Problem details: Copy each line of the records that contains the word "main".

##### Record excerpts

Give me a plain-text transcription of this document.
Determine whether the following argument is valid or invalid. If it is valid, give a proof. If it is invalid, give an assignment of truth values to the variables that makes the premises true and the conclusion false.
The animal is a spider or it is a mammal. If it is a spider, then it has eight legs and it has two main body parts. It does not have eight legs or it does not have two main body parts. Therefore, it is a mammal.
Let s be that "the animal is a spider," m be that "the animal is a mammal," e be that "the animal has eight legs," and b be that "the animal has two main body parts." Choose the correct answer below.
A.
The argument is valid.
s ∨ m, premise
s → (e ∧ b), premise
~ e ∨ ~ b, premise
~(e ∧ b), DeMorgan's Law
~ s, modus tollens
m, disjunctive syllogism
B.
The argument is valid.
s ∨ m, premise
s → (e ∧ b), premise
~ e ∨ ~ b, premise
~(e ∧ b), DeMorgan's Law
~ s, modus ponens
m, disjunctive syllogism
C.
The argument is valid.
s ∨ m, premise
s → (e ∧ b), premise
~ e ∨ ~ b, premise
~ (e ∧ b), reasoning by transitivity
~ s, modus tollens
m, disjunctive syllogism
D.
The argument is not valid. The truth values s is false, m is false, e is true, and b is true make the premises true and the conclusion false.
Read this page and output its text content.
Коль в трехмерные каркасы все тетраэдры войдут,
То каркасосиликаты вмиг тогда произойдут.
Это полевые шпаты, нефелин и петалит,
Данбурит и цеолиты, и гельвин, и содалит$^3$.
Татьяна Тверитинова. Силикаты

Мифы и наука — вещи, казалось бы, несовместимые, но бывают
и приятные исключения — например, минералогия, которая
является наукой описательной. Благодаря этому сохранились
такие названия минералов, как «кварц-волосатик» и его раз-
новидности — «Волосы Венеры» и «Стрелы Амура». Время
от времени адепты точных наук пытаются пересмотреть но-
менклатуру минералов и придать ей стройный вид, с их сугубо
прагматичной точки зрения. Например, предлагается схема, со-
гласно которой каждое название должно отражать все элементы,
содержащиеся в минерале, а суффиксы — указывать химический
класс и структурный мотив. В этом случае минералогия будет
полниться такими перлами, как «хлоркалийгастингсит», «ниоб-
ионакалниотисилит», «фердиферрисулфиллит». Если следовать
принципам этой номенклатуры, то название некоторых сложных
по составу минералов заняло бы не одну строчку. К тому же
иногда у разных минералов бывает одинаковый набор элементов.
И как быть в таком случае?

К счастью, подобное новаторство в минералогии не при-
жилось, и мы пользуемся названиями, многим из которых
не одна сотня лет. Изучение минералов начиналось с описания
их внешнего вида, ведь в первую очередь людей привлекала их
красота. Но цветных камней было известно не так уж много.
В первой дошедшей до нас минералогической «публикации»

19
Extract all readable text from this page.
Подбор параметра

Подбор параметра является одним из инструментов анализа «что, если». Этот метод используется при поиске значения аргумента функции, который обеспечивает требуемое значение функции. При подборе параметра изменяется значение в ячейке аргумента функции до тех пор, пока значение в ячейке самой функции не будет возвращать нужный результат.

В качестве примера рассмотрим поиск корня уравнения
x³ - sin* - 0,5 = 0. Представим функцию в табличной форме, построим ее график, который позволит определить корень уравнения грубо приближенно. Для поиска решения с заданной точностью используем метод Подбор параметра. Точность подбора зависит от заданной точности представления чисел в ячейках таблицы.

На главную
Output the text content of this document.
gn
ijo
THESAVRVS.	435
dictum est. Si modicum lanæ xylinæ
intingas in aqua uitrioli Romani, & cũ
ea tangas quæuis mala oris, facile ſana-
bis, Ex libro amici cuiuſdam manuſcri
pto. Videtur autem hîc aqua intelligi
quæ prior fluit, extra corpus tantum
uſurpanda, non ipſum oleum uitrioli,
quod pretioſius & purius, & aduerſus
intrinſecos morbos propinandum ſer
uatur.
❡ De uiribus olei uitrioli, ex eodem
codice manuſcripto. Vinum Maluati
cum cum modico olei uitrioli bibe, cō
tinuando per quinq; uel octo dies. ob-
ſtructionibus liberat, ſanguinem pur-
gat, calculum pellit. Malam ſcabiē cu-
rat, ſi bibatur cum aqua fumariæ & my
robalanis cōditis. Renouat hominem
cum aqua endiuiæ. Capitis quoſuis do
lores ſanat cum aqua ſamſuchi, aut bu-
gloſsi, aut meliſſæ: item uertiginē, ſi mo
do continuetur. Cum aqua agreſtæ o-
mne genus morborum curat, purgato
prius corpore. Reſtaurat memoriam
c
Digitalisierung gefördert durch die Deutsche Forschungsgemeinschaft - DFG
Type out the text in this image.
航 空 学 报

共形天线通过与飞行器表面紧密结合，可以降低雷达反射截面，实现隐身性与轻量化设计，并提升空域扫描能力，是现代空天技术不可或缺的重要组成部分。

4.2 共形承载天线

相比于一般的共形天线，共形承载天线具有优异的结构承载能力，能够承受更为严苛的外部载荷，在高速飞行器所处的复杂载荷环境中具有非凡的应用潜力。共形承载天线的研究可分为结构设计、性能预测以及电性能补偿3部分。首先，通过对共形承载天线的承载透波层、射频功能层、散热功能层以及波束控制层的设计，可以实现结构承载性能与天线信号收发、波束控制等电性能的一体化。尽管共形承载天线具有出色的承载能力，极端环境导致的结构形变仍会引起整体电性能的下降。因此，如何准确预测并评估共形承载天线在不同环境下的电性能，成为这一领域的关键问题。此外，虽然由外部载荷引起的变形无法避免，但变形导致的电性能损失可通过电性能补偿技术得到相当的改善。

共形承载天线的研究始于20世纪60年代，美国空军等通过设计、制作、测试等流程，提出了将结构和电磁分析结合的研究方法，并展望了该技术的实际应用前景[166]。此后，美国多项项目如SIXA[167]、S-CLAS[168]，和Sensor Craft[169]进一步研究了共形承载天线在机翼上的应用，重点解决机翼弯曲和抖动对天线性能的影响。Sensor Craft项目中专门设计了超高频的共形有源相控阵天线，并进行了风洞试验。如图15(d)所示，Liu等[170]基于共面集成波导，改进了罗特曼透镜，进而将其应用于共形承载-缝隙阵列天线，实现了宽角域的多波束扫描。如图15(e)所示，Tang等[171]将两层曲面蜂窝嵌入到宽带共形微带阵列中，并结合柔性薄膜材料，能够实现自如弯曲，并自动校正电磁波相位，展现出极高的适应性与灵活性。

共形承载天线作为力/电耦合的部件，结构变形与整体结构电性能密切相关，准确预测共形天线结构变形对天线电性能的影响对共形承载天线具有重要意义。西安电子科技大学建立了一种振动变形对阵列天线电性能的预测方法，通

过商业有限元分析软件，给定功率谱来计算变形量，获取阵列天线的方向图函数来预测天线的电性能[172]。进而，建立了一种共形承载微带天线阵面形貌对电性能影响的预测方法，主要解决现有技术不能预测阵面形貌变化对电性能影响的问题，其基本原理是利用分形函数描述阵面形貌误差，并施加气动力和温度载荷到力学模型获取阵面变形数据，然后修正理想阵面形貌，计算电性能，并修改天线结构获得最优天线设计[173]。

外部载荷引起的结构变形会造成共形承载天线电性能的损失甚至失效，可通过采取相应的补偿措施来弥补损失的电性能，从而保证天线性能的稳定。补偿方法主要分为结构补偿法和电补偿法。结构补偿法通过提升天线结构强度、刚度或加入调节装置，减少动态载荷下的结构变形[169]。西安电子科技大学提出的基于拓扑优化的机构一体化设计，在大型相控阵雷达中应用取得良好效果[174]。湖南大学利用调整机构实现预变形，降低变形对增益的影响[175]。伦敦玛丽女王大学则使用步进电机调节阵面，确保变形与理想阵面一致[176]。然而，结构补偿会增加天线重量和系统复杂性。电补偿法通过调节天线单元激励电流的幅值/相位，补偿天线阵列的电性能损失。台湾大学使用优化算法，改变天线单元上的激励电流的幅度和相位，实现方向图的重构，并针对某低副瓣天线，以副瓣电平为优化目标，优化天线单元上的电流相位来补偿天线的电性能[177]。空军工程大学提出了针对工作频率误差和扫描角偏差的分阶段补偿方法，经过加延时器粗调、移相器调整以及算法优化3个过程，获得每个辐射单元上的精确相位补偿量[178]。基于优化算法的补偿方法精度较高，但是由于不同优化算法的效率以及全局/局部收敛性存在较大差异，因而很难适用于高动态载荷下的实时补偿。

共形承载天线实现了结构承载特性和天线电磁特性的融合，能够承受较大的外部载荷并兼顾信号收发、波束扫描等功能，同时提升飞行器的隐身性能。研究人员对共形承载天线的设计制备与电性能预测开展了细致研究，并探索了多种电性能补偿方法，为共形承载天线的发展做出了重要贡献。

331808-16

##########

Worked solution:
The animal is a spider or it is a mammal. If it is a spider, then it has eight legs and it has two main body parts. It does not have eight legs or it does not have two main body parts. Therefore, it is a mammal.
Let s be that "the animal is a spider," m be that "the animal is a mammal," e be that "the animal has eight legs," and b be that "the animal has two main body parts." Choose the correct answer below.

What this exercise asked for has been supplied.